**Geciteerde passage:**
◇ ◇ ◇ ◇
Uitkomstmaat was de gemiddelde tijd in seconden op beide tests. Interne consistentie voor deze test varieert tussen de .79 en .87 (Evers et al., 2009-2012).

Visuele aandachtsspanne. De Visuele Aandachtspanne-taak (VAS-taak; Bosse, Tainturier & Valdois, 2007) meet het aantal visuele elementen dat gelijktijdig verwerkt kan worden. De taak bestaat uit twintig reeksen van vijf letters per reeks. Voorafgaand aan de twintig items werden vijf oefenreeksen aangeboden. Aan de deelnemers werd gevraagd om iedere reeks zo correct mogelijk én in de juiste volgorde te herhalen. Bij de oefenitems werd nog aangegeven of het antwoord juist of onjuist was. De reeksen bestonden uit tien

medeklinkers (B F H L M P R S T). Elke medeklinker werd tien keer gebruikt en kwam twee keer op dezelfde positie voor. Om de aandacht te trekken verscheen allereerst (gedurende 1000 ms.) een plusteken op het scherm. Daarna volgde een wit scherm (1000 ms.) en werd een reeks van 5 letters (bijvoorbeeld B P T F L) kort getoond (200 ms.) in een 24-punts Arial lettertype. De testleider noteerde tijdens de taak welke letters het kind opnoemde. De VAS-taak werd via PowerPoint afgespeeld vanaf een laptop. De uitkomstmaat was het totaal aantal juiste letters dat op de juiste positie in alle aangeboden reeksen was genoemd met een

maximum score van 100. Het staat nog ter discussie welke vaardigheden de taak precies meet (van den Boer et al., 2013; Valdois et al., 2003).
◇ ◇ ◇ ◇
**Opdracht A:**
Schrijf de regels van de lijst letterlijk over, vanaf de eerste regel van de lijst tot en met de regel met "intro-paragraph: The layout".
De geciteerde passage en de lijst zijn los van elkaar staand materiaal.

Brongegevens
◇ ◇ ◇ ◇
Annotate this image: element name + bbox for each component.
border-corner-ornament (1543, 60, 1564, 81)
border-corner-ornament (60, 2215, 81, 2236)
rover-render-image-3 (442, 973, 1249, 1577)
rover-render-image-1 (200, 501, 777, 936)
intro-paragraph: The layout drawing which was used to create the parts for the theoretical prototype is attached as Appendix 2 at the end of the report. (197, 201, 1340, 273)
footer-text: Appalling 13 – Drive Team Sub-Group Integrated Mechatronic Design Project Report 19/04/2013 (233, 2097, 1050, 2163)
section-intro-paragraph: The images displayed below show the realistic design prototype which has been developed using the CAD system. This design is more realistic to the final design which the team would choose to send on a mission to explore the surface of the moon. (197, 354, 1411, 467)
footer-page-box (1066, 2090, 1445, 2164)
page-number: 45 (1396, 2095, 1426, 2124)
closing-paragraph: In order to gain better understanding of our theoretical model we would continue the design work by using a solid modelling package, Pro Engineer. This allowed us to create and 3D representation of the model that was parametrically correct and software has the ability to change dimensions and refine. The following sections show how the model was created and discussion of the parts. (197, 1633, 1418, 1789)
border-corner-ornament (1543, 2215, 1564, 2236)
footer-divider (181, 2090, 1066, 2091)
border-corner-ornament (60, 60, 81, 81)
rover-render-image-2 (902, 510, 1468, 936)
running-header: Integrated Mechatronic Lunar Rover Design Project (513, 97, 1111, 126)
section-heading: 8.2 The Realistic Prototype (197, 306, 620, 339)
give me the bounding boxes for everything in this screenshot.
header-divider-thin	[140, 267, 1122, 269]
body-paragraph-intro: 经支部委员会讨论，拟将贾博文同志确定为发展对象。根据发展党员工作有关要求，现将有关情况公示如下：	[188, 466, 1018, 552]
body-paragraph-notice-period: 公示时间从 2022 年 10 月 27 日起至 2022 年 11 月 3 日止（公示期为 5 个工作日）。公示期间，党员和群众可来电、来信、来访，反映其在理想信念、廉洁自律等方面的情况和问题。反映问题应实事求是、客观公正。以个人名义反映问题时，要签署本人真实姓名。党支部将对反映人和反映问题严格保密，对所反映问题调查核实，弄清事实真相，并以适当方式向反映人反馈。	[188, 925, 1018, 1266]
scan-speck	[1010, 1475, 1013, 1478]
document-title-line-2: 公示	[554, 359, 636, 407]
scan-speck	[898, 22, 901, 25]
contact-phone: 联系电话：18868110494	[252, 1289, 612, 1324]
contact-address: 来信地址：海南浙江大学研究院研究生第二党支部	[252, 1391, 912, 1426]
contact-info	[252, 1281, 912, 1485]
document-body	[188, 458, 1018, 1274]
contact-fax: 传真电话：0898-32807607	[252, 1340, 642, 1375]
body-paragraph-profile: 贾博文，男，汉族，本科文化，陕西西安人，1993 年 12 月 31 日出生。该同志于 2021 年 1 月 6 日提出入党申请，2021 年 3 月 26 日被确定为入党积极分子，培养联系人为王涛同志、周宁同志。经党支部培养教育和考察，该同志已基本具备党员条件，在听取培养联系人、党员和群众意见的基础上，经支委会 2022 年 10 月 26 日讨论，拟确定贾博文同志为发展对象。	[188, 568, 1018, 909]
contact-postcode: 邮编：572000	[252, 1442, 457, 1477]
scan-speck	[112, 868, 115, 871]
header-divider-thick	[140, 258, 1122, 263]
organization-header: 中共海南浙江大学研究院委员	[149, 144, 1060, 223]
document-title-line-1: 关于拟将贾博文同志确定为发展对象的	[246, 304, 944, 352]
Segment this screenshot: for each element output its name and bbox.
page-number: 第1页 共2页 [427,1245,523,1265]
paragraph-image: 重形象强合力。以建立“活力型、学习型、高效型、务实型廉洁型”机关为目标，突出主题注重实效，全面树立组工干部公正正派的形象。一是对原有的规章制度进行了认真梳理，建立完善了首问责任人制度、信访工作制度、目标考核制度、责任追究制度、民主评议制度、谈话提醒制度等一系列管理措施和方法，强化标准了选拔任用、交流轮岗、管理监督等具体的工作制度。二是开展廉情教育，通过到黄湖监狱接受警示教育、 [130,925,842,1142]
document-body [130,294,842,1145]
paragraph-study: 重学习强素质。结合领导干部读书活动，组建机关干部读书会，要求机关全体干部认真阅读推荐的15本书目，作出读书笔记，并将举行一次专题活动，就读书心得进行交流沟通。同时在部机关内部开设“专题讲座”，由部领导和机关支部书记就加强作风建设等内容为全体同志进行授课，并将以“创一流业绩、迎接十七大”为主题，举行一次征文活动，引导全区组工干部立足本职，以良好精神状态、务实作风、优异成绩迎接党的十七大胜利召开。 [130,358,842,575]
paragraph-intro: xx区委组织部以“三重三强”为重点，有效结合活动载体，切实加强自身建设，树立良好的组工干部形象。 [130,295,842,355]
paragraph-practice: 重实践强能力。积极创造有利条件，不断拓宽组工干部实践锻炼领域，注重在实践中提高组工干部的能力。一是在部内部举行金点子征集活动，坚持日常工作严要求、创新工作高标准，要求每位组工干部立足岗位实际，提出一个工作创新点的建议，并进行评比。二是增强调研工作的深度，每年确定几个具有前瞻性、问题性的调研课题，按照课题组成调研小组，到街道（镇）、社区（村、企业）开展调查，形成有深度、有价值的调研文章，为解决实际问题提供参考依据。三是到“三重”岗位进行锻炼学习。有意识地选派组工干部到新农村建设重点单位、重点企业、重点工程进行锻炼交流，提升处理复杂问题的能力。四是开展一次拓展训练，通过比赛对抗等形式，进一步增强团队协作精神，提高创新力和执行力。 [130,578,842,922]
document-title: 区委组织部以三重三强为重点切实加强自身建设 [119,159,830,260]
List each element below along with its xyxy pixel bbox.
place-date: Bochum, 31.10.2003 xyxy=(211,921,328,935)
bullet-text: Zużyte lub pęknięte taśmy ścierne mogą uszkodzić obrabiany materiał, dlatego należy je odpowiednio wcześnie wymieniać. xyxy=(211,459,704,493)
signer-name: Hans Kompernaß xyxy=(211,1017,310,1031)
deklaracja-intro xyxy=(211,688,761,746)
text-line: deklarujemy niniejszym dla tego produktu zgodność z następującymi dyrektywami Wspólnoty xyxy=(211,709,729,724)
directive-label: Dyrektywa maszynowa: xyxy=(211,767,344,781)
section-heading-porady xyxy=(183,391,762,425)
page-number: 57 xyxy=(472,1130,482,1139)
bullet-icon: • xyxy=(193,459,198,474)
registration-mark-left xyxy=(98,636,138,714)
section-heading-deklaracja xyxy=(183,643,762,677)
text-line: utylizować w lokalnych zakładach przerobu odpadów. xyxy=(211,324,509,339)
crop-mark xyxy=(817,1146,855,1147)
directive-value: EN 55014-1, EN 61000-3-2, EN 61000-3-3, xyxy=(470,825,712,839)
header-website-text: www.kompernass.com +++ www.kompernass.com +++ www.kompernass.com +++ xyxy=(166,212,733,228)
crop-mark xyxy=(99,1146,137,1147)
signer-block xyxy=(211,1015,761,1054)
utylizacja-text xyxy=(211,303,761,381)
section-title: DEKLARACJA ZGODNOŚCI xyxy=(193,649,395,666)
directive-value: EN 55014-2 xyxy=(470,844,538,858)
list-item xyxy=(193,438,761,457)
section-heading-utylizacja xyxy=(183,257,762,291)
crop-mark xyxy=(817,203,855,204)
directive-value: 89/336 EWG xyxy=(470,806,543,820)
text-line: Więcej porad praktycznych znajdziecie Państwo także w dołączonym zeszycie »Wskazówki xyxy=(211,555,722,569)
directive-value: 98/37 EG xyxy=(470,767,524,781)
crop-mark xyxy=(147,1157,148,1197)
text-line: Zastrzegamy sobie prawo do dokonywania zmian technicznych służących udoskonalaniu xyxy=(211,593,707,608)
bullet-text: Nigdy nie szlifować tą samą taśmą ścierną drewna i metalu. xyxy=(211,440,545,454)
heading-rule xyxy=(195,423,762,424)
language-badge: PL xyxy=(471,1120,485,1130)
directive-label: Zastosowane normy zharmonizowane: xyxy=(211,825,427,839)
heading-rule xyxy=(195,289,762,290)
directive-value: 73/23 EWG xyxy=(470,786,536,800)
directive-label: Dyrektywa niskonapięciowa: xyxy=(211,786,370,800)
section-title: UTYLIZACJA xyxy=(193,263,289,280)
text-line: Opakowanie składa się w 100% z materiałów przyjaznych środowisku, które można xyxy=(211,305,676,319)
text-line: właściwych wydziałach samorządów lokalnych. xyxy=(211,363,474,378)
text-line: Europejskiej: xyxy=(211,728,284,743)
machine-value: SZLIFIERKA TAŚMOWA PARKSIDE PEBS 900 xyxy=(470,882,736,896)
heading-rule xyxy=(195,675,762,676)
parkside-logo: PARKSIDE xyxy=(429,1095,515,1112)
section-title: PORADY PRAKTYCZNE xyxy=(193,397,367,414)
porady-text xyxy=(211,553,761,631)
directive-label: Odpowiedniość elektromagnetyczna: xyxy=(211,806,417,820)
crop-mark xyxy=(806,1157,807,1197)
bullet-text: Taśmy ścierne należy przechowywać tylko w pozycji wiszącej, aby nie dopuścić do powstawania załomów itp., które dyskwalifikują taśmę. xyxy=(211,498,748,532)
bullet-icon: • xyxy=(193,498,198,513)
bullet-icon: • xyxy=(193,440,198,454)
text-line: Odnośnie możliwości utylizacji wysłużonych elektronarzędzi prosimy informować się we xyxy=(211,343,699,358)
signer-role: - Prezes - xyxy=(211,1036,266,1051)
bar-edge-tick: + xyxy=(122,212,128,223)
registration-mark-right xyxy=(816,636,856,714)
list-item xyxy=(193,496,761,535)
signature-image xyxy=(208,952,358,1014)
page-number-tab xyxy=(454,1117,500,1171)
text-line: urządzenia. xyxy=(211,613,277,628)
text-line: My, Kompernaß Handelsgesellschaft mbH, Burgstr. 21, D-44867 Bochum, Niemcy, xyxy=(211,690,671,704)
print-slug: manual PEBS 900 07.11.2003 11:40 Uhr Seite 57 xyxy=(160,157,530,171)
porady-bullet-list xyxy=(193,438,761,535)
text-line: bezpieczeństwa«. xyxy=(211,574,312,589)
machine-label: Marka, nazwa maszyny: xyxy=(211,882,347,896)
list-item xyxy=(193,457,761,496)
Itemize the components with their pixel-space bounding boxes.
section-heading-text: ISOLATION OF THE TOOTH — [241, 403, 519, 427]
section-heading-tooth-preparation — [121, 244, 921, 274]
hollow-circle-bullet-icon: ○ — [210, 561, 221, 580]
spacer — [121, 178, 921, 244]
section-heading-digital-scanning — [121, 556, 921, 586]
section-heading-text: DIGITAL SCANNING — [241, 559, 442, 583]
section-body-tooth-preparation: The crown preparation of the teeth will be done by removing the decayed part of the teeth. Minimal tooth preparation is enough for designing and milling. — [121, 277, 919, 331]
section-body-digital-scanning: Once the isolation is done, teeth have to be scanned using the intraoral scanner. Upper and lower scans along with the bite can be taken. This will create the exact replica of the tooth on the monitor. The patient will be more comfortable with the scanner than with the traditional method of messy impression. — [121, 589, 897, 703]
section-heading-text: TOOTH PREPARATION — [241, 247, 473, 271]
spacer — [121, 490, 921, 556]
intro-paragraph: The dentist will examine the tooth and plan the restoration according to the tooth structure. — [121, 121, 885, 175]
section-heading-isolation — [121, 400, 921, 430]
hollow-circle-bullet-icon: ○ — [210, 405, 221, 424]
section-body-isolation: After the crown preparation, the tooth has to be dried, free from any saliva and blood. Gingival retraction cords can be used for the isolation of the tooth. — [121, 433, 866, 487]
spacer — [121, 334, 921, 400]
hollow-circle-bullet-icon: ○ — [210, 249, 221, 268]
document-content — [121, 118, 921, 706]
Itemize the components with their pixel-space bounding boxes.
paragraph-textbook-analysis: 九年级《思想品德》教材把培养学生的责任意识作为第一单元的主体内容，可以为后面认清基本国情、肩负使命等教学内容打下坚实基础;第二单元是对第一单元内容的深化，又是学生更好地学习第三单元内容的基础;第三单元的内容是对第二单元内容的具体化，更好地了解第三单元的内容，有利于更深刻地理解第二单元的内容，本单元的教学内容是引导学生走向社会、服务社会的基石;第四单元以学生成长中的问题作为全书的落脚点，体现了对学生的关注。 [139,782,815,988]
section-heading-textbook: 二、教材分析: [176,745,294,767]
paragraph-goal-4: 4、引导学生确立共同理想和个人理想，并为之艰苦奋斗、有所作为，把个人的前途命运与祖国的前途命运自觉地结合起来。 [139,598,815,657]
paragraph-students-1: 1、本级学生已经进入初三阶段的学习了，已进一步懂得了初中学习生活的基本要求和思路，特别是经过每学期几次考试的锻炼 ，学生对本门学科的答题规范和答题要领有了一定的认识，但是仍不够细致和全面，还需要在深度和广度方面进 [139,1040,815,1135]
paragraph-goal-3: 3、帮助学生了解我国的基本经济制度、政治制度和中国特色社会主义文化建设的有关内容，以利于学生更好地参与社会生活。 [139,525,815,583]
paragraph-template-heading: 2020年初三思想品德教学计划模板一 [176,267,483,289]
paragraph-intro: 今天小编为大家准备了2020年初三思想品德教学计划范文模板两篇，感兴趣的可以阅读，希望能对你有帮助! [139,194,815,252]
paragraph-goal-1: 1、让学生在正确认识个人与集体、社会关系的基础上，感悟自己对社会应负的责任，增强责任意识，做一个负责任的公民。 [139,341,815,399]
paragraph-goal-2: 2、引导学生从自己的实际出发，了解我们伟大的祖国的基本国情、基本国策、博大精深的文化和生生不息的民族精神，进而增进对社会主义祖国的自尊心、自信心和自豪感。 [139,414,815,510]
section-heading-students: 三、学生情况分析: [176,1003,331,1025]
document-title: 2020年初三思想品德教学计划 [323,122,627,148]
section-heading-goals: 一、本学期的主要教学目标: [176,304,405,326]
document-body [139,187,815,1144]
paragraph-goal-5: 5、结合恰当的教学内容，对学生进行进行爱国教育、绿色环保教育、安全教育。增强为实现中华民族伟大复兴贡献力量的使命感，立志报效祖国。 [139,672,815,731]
◇ ◇ ◇ ◇
**Opdracht B:**
Noem alsjeblieft alle bronverwijzingen (auteurs met jaartal) die in de geciteerde passage voorkomen.

**Uitgewerkt antwoord A:**
Annotate this image: element name + bbox for each component.
border-corner-ornament (1543, 60, 1564, 81)
border-corner-ornament (60, 2215, 81, 2236)
rover-render-image-3 (442, 973, 1249, 1577)
rover-render-image-1 (200, 501, 777, 936)
intro-paragraph: The layout drawing which was used to create the parts for the theoretical prototype is attached as Appendix 2 at the end of the report. (197, 201, 1340, 273)

**Uitgewerkt antwoord B:**
- Evers et al., 2009-2012
- Bosse, Tainturier & Valdois, 2007
- van den Boer et al., 2013
- Valdois et al., 2003